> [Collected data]
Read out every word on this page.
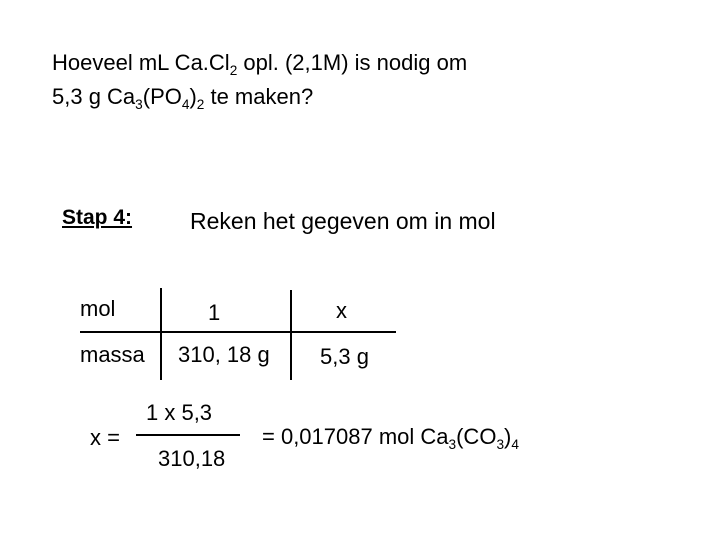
Hoeveel mL $Ca.Cl_2$ opl. (2,1M) is nodig om
5,3 g $Ca_3(PO_4)_2$ te maken?
Stap 4:	Reken het gegeven om in mol
mol
massa
1	x
310, 18 g 5,3 g
x =
1 x 5,3
310,18
= 0,017087 mol $Ca_3(CO_3)_4$
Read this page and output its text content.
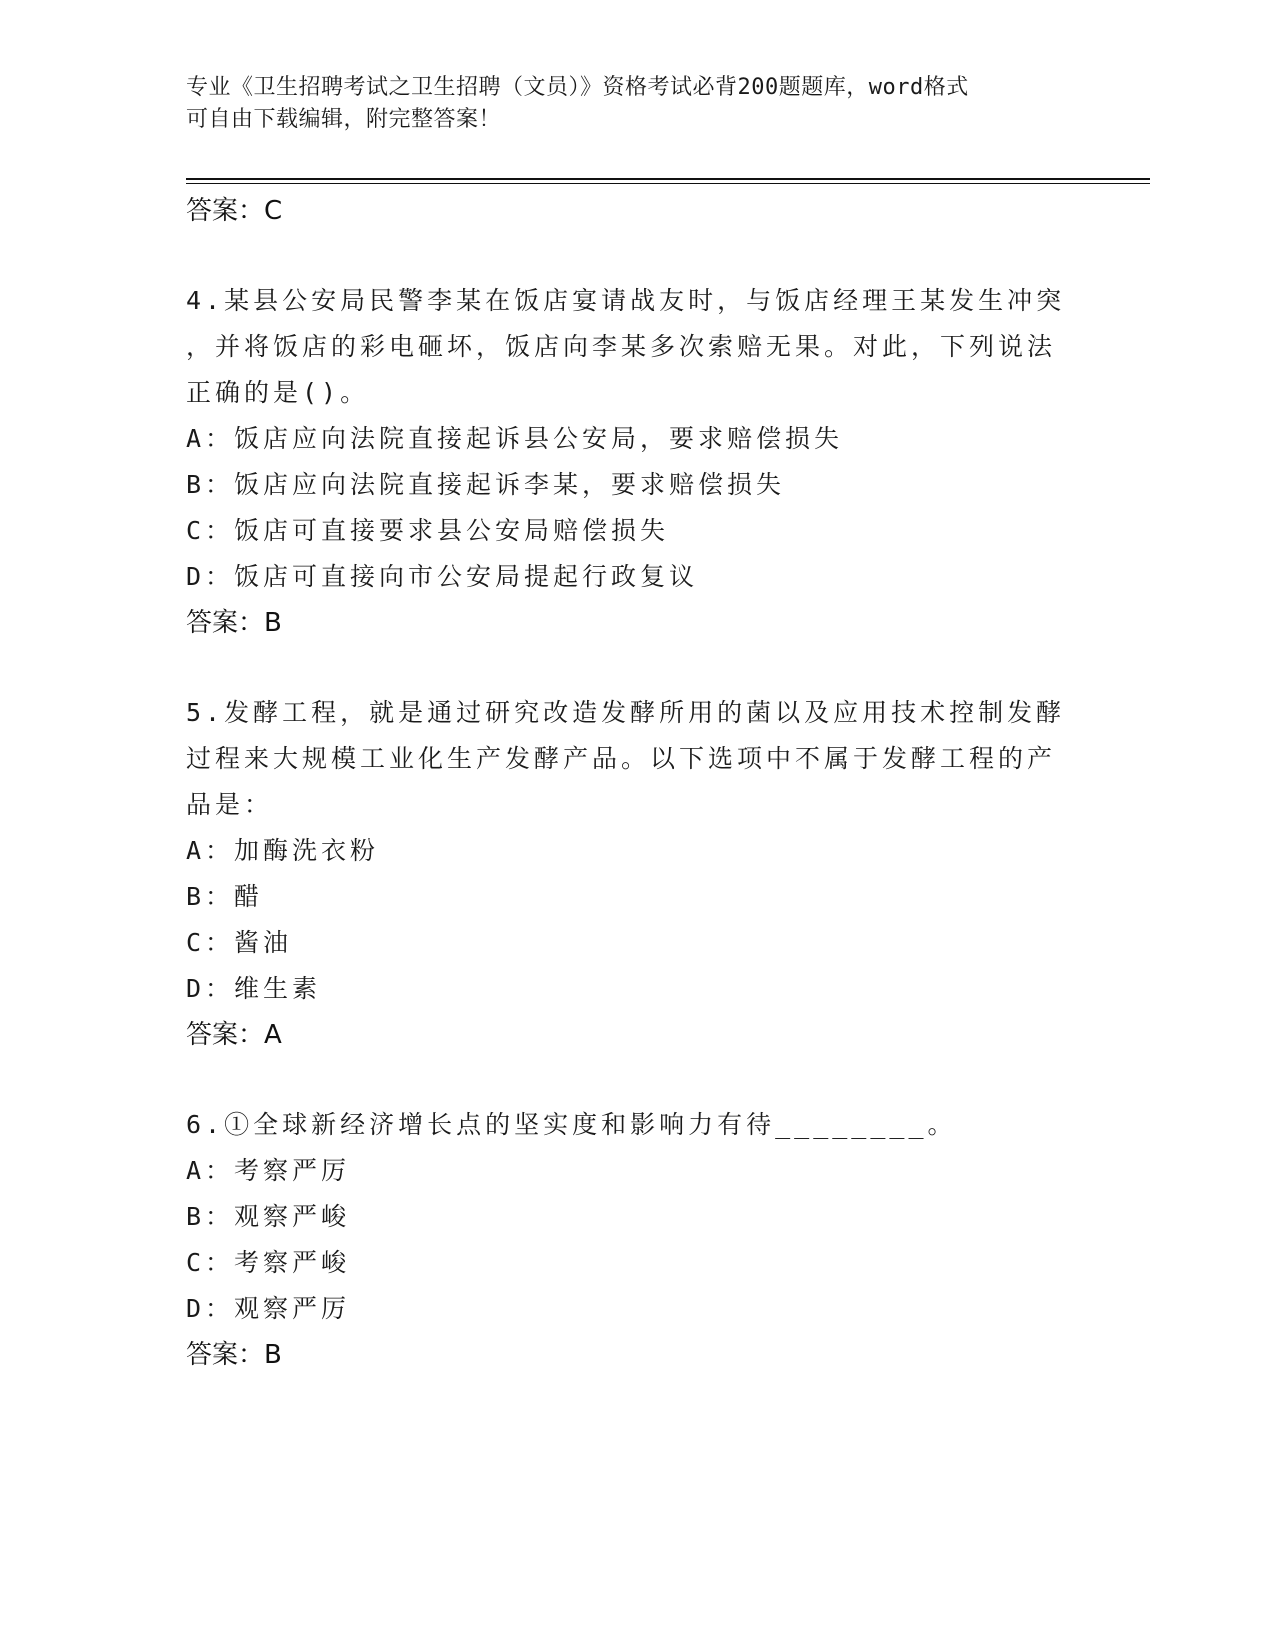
专业《卫生招聘考试之卫生招聘（文员）》资格考试必背200题题库，word格式
可自由下载编辑，附完整答案！

答案：C

4.某县公安局民警李某在饭店宴请战友时，与饭店经理王某发生冲突

，并将饭店的彩电砸坏，饭店向李某多次索赔无果。对此，下列说法

正确的是()。

A：饭店应向法院直接起诉县公安局，要求赔偿损失

B：饭店应向法院直接起诉李某，要求赔偿损失

C：饭店可直接要求县公安局赔偿损失

D：饭店可直接向市公安局提起行政复议

答案：B

5.发酵工程，就是通过研究改造发酵所用的菌以及应用技术控制发酵

过程来大规模工业化生产发酵产品。以下选项中不属于发酵工程的产

品是：

A：加酶洗衣粉

B：醋

C：酱油

D：维生素

答案：A

6.①全球新经济增长点的坚实度和影响力有待________。

A：考察严厉

B：观察严峻

C：考察严峻

D：观察严厉

答案：B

> [REQUIREMENT] Extract all lines from the data in which "page" is found.

> [SOLUTION FOR THIS EXERCISE]
Read out every word on this page.
Read this page and output its text content.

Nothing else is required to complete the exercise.